- _Exercise_:
Search the data below for "image"; list each line that holds it.

- _Input_:
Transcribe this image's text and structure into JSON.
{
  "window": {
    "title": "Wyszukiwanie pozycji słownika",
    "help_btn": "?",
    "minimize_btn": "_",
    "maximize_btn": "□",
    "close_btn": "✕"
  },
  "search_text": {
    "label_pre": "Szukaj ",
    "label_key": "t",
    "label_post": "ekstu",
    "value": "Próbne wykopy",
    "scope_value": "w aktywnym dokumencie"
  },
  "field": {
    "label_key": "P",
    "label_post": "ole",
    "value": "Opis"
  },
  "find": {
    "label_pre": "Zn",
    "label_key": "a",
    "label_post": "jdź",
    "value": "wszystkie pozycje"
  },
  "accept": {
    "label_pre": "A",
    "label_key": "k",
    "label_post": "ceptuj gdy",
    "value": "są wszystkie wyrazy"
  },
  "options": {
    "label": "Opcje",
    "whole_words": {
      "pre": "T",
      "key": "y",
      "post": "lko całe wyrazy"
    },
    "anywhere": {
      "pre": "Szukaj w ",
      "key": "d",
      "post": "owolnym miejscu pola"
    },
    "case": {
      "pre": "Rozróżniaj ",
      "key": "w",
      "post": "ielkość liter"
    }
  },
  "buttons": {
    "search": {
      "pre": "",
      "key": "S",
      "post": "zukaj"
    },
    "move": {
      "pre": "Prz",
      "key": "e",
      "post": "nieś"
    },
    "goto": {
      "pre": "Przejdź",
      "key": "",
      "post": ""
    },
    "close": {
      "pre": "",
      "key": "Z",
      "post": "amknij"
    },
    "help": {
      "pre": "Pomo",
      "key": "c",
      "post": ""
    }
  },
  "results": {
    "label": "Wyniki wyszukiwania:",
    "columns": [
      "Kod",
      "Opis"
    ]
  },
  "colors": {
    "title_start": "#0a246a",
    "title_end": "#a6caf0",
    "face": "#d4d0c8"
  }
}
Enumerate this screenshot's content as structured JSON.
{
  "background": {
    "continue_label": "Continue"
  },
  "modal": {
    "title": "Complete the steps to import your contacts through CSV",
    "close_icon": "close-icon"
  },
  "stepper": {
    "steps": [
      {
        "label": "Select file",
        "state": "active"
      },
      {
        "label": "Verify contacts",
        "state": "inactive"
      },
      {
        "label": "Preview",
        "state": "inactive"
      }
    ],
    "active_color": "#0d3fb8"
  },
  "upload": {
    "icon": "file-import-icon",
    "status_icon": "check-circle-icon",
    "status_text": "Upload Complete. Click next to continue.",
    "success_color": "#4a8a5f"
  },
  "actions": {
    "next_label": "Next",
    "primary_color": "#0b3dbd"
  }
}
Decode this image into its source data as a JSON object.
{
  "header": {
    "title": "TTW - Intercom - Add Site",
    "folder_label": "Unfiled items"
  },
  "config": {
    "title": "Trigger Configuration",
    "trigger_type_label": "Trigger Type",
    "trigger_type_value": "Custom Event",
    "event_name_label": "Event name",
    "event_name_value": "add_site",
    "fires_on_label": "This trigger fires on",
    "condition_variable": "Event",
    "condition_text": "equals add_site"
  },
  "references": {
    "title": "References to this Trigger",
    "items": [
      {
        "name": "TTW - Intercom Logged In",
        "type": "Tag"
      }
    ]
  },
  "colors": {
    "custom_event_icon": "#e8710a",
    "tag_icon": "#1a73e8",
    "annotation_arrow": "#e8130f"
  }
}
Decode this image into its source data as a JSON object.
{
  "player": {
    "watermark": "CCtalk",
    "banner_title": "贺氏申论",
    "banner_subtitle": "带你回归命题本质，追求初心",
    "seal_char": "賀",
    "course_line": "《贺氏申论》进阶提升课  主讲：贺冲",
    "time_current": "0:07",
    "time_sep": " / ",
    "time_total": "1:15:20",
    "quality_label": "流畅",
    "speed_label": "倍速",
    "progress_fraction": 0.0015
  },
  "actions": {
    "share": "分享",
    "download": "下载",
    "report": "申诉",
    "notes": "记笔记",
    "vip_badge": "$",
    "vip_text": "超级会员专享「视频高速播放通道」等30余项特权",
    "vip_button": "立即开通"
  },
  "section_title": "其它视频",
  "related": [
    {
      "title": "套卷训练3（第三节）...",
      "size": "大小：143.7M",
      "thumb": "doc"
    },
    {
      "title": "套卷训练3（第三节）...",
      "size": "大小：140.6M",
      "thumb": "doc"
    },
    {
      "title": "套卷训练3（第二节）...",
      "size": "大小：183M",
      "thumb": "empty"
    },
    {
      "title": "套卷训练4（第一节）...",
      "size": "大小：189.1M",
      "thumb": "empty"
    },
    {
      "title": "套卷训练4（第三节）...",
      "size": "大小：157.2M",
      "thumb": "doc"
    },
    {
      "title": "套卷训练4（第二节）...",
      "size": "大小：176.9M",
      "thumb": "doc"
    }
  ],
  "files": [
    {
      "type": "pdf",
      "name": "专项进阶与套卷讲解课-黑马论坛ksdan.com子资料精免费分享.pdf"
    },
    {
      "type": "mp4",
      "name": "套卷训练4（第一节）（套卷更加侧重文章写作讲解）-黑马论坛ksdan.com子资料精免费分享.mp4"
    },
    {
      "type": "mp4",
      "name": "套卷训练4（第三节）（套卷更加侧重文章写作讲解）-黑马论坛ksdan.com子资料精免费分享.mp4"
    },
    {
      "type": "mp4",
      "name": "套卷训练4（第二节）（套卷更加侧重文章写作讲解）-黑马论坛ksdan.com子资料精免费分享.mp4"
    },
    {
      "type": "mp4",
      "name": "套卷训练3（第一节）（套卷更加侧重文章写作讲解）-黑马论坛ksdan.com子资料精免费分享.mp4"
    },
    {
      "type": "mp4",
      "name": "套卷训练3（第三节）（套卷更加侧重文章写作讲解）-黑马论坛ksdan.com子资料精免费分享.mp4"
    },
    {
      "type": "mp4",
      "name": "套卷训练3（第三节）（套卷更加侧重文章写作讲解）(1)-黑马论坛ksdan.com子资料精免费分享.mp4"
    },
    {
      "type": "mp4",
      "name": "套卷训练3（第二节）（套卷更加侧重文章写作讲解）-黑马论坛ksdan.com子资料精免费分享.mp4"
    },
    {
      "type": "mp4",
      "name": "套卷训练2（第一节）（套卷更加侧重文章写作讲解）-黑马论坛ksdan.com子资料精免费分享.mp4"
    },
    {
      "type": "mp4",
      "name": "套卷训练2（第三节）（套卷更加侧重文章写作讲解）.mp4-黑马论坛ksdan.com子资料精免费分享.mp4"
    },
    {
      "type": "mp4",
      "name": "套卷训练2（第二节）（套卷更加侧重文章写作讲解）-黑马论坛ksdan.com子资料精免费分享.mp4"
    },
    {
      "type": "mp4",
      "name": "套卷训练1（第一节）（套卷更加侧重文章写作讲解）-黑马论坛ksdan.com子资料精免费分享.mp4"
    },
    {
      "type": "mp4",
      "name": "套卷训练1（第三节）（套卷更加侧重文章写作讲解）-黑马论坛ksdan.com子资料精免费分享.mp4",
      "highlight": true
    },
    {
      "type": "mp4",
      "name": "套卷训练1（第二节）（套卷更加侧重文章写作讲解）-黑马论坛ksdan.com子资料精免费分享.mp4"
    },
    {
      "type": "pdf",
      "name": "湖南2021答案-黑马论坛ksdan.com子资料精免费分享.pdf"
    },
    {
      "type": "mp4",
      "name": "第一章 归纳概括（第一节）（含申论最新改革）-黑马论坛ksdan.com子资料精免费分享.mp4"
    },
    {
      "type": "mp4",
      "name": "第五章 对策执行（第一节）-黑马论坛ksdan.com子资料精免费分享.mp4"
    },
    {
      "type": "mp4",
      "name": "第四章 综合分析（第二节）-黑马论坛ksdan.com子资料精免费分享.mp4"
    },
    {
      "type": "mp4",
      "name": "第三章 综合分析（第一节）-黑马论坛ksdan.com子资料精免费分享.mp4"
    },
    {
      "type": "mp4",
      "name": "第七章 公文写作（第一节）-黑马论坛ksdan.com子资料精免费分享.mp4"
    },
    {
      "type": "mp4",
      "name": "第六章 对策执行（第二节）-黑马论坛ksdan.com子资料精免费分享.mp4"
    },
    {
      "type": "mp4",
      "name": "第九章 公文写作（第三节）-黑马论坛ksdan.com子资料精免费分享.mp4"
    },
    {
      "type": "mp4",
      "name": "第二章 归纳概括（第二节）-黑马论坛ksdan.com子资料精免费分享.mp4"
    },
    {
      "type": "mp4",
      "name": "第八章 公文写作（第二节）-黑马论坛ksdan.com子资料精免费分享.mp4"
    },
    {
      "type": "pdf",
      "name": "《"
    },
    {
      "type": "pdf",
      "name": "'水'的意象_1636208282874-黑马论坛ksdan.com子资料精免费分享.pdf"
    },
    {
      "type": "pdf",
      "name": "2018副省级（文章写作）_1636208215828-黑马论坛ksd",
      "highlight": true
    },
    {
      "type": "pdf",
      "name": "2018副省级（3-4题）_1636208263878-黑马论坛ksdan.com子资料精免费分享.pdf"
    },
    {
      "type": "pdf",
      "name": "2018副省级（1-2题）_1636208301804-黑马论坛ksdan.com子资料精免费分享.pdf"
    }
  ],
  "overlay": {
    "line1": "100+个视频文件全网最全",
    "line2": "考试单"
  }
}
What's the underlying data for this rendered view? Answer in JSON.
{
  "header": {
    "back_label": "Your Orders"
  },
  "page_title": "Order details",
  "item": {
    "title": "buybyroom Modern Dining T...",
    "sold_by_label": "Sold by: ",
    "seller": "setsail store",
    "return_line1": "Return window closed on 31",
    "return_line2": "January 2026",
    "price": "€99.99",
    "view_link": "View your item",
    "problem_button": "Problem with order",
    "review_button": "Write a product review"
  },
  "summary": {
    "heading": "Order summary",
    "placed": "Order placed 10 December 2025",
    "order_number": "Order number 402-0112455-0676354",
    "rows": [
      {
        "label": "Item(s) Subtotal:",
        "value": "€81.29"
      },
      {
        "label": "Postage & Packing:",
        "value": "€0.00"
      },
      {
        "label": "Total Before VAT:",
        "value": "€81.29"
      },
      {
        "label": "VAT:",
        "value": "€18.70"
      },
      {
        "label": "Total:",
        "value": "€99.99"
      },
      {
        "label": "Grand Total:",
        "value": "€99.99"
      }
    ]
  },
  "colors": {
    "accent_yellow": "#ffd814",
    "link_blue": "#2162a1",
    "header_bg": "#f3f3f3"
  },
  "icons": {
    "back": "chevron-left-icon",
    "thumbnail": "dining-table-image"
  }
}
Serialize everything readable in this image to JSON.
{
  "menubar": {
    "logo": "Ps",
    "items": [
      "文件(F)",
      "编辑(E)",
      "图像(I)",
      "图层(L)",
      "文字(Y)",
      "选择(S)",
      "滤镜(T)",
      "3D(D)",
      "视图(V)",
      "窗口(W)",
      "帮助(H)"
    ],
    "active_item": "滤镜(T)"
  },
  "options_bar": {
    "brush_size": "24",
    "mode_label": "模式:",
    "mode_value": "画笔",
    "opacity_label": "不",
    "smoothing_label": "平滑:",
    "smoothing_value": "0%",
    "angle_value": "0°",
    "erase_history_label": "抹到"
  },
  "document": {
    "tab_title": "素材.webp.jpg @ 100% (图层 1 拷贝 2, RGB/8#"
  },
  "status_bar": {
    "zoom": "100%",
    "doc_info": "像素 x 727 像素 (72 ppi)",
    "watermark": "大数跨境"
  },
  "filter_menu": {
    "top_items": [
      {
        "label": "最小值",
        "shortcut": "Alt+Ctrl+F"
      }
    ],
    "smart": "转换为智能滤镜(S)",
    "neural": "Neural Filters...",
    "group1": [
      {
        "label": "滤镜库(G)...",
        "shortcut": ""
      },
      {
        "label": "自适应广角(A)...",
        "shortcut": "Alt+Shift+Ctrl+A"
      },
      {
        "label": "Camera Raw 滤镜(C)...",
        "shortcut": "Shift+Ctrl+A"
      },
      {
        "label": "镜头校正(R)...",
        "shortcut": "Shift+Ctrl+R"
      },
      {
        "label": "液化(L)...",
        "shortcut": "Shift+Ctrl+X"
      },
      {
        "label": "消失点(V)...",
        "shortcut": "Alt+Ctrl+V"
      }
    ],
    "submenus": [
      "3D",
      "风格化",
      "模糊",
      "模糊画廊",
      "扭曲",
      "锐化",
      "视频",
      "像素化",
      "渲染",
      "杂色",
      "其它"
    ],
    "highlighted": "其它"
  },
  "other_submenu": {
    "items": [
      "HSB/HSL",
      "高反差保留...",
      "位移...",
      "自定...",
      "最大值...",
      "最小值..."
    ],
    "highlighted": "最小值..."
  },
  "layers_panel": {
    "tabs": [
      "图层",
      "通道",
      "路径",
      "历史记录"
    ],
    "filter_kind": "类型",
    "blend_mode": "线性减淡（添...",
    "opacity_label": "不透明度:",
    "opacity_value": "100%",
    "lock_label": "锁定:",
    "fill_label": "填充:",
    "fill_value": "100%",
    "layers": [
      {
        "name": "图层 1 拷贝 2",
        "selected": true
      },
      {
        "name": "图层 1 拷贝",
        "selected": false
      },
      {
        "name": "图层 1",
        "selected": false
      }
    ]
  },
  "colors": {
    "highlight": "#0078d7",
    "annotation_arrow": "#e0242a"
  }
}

- _Answer to this task_:
Transcribe this image's text and structure into JSON.
Decode this image into its source data as a JSON object.
Decode this image into its source data as a JSON object.
    "thumbnail": "dining-table-image"
Serialize everything readable in this image to JSON.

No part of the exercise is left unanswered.